→ **Task to carry out**
The entries below are to be repeated exactly as they stand.

───── Information supplied

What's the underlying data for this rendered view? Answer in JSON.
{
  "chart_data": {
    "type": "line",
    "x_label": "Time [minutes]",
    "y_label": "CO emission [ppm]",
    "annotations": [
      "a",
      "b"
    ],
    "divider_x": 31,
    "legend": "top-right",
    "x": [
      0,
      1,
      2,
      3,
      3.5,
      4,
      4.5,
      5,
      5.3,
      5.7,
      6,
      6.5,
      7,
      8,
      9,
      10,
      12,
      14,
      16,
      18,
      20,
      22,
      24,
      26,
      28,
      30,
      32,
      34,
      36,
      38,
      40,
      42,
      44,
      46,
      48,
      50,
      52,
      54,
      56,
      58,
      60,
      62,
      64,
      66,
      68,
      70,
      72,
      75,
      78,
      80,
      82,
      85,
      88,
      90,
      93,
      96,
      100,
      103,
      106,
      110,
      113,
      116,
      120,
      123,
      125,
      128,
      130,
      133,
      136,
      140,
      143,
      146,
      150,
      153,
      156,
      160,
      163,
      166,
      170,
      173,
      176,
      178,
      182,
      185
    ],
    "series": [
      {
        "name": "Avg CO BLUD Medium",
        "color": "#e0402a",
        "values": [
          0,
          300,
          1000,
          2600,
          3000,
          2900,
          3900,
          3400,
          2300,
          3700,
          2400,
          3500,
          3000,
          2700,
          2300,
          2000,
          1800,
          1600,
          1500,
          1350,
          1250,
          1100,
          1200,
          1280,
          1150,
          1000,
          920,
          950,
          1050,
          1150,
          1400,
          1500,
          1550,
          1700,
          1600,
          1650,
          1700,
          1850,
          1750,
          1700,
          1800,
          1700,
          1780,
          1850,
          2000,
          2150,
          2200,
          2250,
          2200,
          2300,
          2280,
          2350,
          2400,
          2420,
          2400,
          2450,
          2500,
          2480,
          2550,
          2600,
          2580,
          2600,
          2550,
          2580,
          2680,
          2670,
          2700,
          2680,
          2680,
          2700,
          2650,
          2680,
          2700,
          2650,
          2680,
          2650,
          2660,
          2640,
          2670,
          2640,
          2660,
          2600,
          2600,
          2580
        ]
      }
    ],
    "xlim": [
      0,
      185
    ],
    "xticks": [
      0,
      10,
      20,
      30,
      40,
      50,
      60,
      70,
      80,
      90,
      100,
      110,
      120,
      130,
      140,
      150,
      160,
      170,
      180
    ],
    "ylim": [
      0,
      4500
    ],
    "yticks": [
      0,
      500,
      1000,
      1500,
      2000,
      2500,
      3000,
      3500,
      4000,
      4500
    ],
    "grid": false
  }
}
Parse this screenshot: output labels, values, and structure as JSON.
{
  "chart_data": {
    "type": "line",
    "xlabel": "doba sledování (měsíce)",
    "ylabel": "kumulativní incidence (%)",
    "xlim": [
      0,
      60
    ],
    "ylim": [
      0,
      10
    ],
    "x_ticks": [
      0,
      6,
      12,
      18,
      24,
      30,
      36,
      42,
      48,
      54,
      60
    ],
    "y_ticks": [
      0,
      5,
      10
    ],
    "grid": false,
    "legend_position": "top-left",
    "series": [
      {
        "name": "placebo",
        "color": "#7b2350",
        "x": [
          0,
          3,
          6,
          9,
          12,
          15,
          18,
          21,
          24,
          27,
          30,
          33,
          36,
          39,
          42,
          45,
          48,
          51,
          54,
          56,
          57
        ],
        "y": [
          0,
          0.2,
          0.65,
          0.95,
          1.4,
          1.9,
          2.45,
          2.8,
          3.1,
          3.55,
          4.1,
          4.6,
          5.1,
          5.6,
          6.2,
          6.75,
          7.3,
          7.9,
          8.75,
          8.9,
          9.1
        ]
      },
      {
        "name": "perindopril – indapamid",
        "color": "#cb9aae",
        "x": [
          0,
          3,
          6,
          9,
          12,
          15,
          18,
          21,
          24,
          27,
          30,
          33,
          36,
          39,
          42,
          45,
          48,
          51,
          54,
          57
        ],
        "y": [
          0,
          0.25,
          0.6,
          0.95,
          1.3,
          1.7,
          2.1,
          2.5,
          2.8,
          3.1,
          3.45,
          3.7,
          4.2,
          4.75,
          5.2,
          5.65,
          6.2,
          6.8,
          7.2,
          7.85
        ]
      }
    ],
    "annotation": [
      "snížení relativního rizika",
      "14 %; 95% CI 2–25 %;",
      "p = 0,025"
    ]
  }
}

──────────

→ **The completed task**
What's the underlying data for this rendered view? Answer in JSON.
{
  "chart_data": {
    "type": "line",
    "x_label": "Time [minutes]",
    "y_label": "CO emission [ppm]",
    "annotations": [
      "a",
      "b"
    ],
    "divider_x": 31,
    "legend": "top-right",
    "x": [
      0,
      1,
      2,
      3,
      3.5,
      4,
      4.5,
      5,
      5.3,
      5.7,
      6,
      6.5,
      7,
      8,
      9,
      10,
      12,
      14,
      16,
      18,
      20,
      22,
      24,
      26,
      28,
      30,
      32,
      34,
      36,
      38,
      40,
      42,
      44,
      46,
      48,
      50,
      52,
      54,
      56,
      58,
      60,
      62,
      64,
      66,
      68,
      70,
      72,
      75,
      78,
      80,
      82,
      85,
      88,
      90,
      93,
      96,
      100,
      103,
      106,
      110,
      113,
      116,
      120,
      123,
      125,
      128,
      130,
      133,
      136,
      140,
      143,
      146,
      150,
      153,
      156,
      160,
      163,
      166,
      170,
      173,
      176,
      178,
      182,
      185
    ],
    "series": [
      {
        "name": "Avg CO BLUD Medium",
        "color": "#e0402a",
        "values": [
          0,
          300,
          1000,
          2600,
          3000,
          2900,
          3900,
          3400,
          2300,
          3700,
          2400,
          3500,
          3000,
          2700,
          2300,
          2000,
          1800,
          1600,
          1500,
          1350,
          1250,
          1100,
          1200,
          1280,
          1150,
          1000,
          920,
          950,
          1050,
          1150,
          1400,
          1500,
          1550,
          1700,
          1600,
          1650,
          1700,
          1850,
          1750,
          1700,
          1800,
          1700,
          1780,
          1850,
          2000,
          2150,
          2200,
          2250,
          2200,
          2300,
          2280,
          2350,
          2400,
          2420,
          2400,
          2450,
          2500,
          2480,
          2550,
          2600,
          2580,
          2600,
          2550,
          2580,
          2680,
          2670,
          2700,
          2680,
          2680,
          2700,
          2650,
          2680,
          2700,
          2650,
          2680,
          2650,
          2660,
          2640,
          2670,
          2640,
          2660,
          2600,
          2600,
          2580
        ]
      }
    ],
    "xlim": [
      0,
      185
    ],
    "xticks": [
      0,
      10,
      20,
      30,
      40,
      50,
      60,
      70,
      80,
      90,
      100,
      110,
      120,
      130,
      140,
      150,
      160,
      170,
      180
    ],
    "ylim": [
      0,
      4500
    ],
    "yticks": [
      0,
      500,
      1000,
      1500,
      2000,
      2500,
      3000,
      3500,
      4000,
      4500
    ],
    "grid": false
  }
}
Parse this screenshot: output labels, values, and structure as JSON.
{
  "chart_data": {
    "type": "line",
    "xlabel": "doba sledování (měsíce)",
    "ylabel": "kumulativní incidence (%)",
    "xlim": [
      0,
      60
    ],
    "ylim": [
      0,
      10
    ],
    "x_ticks": [
      0,
      6,
      12,
      18,
      24,
      30,
      36,
      42,
      48,
      54,
      60
    ],
    "y_ticks": [
      0,
      5,
      10
    ],
    "grid": false,
    "legend_position": "top-left",
    "series": [
      {
        "name": "placebo",
        "color": "#7b2350",
        "x": [
          0,
          3,
          6,
          9,
          12,
          15,
          18,
          21,
          24,
          27,
          30,
          33,
          36,
          39,
          42,
          45,
          48,
          51,
          54,
          56,
          57
        ],
        "y": [
          0,
          0.2,
          0.65,
          0.95,
          1.4,
          1.9,
          2.45,
          2.8,
          3.1,
          3.55,
          4.1,
          4.6,
          5.1,
          5.6,
          6.2,
          6.75,
          7.3,
          7.9,
          8.75,
          8.9,
          9.1
        ]
      },
      {
        "name": "perindopril – indapamid",
        "color": "#cb9aae",
        "x": [
          0,
          3,
          6,
          9,
          12,
          15,
          18,
          21,
          24,
          27,
          30,
          33,
          36,
          39,
          42,
          45,
          48,
          51,
          54,
          57
        ],
        "y": [
          0,
          0.25,
          0.6,
          0.95,
          1.3,
          1.7,
          2.1,
          2.5,
          2.8,
          3.1,
          3.45,
          3.7,
          4.2,
          4.75,
          5.2,
          5.65,
          6.2,
          6.8,
          7.2,
          7.85
        ]
      }
    ],
    "annotation": [
      "snížení relativního rizika",
      "14 %; 95% CI 2–25 %;",
      "p = 0,025"
    ]
  }
}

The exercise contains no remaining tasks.